[STATED TASK]
Copy each line that contains the word "link".

A block of data
++++++++

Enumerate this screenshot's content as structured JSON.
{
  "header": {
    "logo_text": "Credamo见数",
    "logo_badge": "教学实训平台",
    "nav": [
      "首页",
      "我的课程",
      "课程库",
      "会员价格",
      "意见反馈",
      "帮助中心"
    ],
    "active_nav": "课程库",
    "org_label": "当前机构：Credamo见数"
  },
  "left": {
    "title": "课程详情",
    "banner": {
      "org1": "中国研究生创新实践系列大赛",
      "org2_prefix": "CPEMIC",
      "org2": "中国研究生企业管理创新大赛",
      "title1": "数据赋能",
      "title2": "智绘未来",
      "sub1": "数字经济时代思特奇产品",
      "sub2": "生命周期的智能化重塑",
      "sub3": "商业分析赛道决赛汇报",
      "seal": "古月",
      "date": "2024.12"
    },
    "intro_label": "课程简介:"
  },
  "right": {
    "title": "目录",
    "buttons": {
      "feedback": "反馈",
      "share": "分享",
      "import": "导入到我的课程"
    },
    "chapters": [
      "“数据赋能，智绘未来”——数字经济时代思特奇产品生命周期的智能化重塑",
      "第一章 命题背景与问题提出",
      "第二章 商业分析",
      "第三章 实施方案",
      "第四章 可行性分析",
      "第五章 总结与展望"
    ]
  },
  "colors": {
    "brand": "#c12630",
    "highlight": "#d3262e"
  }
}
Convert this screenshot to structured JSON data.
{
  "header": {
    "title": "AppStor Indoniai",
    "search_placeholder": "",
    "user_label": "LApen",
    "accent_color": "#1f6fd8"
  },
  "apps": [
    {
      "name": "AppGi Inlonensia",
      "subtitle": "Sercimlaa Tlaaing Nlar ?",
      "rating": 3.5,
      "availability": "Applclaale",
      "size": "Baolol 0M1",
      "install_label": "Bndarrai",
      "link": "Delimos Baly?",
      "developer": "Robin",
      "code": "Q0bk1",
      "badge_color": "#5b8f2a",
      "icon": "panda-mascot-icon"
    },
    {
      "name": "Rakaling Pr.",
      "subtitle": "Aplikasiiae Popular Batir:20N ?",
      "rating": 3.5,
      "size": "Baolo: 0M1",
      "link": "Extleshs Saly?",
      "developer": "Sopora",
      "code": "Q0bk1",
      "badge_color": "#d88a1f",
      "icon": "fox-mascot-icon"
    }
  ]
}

++++++++

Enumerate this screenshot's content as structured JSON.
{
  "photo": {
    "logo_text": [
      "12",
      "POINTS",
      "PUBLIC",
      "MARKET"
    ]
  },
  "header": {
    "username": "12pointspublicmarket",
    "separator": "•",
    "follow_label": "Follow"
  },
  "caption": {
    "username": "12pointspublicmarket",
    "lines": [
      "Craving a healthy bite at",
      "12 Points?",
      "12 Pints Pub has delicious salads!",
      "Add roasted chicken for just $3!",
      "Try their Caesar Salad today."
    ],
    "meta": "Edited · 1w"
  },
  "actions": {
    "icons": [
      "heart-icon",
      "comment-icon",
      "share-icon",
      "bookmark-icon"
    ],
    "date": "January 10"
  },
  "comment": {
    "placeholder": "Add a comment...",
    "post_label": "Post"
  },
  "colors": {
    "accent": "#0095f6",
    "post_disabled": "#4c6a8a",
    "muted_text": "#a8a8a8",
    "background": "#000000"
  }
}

++++++++

[EXPECTED ANSWER]
      "link": "Delimos Baly?",
      "link": "Extleshs Saly?",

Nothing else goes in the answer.